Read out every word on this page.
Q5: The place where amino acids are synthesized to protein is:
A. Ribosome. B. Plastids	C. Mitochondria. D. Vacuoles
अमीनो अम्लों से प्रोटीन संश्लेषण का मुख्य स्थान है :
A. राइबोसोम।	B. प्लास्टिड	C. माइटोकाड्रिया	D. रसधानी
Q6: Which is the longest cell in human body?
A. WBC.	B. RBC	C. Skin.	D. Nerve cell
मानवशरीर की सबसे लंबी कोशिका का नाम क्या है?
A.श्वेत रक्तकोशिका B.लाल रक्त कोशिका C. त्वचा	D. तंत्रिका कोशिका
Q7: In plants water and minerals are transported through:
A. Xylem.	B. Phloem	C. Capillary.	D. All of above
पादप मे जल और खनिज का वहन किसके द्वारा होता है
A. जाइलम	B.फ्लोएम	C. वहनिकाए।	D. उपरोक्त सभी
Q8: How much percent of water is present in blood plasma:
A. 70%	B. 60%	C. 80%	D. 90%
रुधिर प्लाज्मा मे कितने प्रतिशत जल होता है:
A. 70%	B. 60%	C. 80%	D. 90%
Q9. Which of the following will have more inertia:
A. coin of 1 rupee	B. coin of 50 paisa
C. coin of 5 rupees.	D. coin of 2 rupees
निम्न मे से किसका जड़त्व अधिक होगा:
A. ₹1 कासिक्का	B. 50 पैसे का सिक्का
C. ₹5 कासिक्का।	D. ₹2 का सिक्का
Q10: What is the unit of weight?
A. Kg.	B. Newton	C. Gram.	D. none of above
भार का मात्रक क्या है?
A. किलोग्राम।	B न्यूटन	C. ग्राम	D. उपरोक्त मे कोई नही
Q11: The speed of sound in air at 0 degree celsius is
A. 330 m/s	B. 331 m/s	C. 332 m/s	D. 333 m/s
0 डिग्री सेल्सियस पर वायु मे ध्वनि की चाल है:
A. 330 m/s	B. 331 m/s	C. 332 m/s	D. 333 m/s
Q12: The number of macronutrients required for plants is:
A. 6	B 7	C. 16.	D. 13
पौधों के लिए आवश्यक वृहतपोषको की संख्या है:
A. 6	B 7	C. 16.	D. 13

What to produce =
The lines to return are those in the material above that hold "coin".

Response area =
A. coin of 1 rupee	B. coin of 50 paisa
C. coin of 5 rupees.	D. coin of 2 rupees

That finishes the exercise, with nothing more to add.